start

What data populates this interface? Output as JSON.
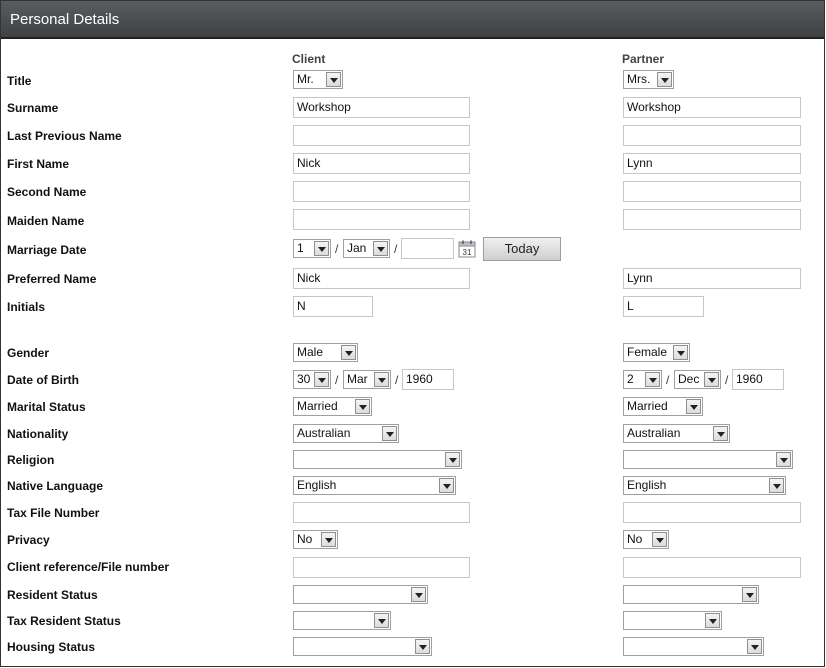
{
  "panel": {
    "title": "Personal Details"
  },
  "columns": {
    "client": "Client",
    "partner": "Partner"
  },
  "labels": {
    "title": "Title",
    "surname": "Surname",
    "last_previous_name": "Last Previous Name",
    "first_name": "First Name",
    "second_name": "Second Name",
    "maiden_name": "Maiden Name",
    "marriage_date": "Marriage Date",
    "preferred_name": "Preferred Name",
    "initials": "Initials",
    "gender": "Gender",
    "date_of_birth": "Date of Birth",
    "marital_status": "Marital Status",
    "nationality": "Nationality",
    "religion": "Religion",
    "native_language": "Native Language",
    "tax_file_number": "Tax File Number",
    "privacy": "Privacy",
    "client_reference": "Client reference/File number",
    "resident_status": "Resident Status",
    "tax_resident_status": "Tax Resident Status",
    "housing_status": "Housing Status"
  },
  "client": {
    "title": "Mr.",
    "surname": "Workshop",
    "last_previous_name": "",
    "first_name": "Nick",
    "second_name": "",
    "maiden_name": "",
    "marriage_day": "1",
    "marriage_month": "Jan",
    "marriage_year": "",
    "preferred_name": "Nick",
    "initials": "N",
    "gender": "Male",
    "dob_day": "30",
    "dob_month": "Mar",
    "dob_year": "1960",
    "marital_status": "Married",
    "nationality": "Australian",
    "religion": "",
    "native_language": "English",
    "tax_file_number": "",
    "privacy": "No",
    "client_reference": "",
    "resident_status": "",
    "tax_resident_status": "",
    "housing_status": ""
  },
  "partner": {
    "title": "Mrs.",
    "surname": "Workshop",
    "last_previous_name": "",
    "first_name": "Lynn",
    "second_name": "",
    "maiden_name": "",
    "preferred_name": "Lynn",
    "initials": "L",
    "gender": "Female",
    "dob_day": "2",
    "dob_month": "Dec",
    "dob_year": "1960",
    "marital_status": "Married",
    "nationality": "Australian",
    "religion": "",
    "native_language": "English",
    "tax_file_number": "",
    "privacy": "No",
    "client_reference": "",
    "resident_status": "",
    "tax_resident_status": "",
    "housing_status": ""
  },
  "date_separator": "/",
  "buttons": {
    "today": "Today"
  },
  "icons": {
    "calendar": "calendar-icon",
    "dropdown": "chevron-down-icon"
  }
}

end

> [DIRECTION]:
Output the material word for word, omitting its pictures.

> [REPLY]:
What data populates this interface? Output as JSON.
{
  "panel": {
    "title": "Personal Details"
  },
  "columns": {
    "client": "Client",
    "partner": "Partner"
  },
  "labels": {
    "title": "Title",
    "surname": "Surname",
    "last_previous_name": "Last Previous Name",
    "first_name": "First Name",
    "second_name": "Second Name",
    "maiden_name": "Maiden Name",
    "marriage_date": "Marriage Date",
    "preferred_name": "Preferred Name",
    "initials": "Initials",
    "gender": "Gender",
    "date_of_birth": "Date of Birth",
    "marital_status": "Marital Status",
    "nationality": "Nationality",
    "religion": "Religion",
    "native_language": "Native Language",
    "tax_file_number": "Tax File Number",
    "privacy": "Privacy",
    "client_reference": "Client reference/File number",
    "resident_status": "Resident Status",
    "tax_resident_status": "Tax Resident Status",
    "housing_status": "Housing Status"
  },
  "client": {
    "title": "Mr.",
    "surname": "Workshop",
    "last_previous_name": "",
    "first_name": "Nick",
    "second_name": "",
    "maiden_name": "",
    "marriage_day": "1",
    "marriage_month": "Jan",
    "marriage_year": "",
    "preferred_name": "Nick",
    "initials": "N",
    "gender": "Male",
    "dob_day": "30",
    "dob_month": "Mar",
    "dob_year": "1960",
    "marital_status": "Married",
    "nationality": "Australian",
    "religion": "",
    "native_language": "English",
    "tax_file_number": "",
    "privacy": "No",
    "client_reference": "",
    "resident_status": "",
    "tax_resident_status": "",
    "housing_status": ""
  },
  "partner": {
    "title": "Mrs.",
    "surname": "Workshop",
    "last_previous_name": "",
    "first_name": "Lynn",
    "second_name": "",
    "maiden_name": "",
    "preferred_name": "Lynn",
    "initials": "L",
    "gender": "Female",
    "dob_day": "2",
    "dob_month": "Dec",
    "dob_year": "1960",
    "marital_status": "Married",
    "nationality": "Australian",
    "religion": "",
    "native_language": "English",
    "tax_file_number": "",
    "privacy": "No",
    "client_reference": "",
    "resident_status": "",
    "tax_resident_status": "",
    "housing_status": ""
  },
  "date_separator": "/",
  "buttons": {
    "today": "Today"
  },
  "icons": {
    "calendar": "calendar-icon",
    "dropdown": "chevron-down-icon"
  }
}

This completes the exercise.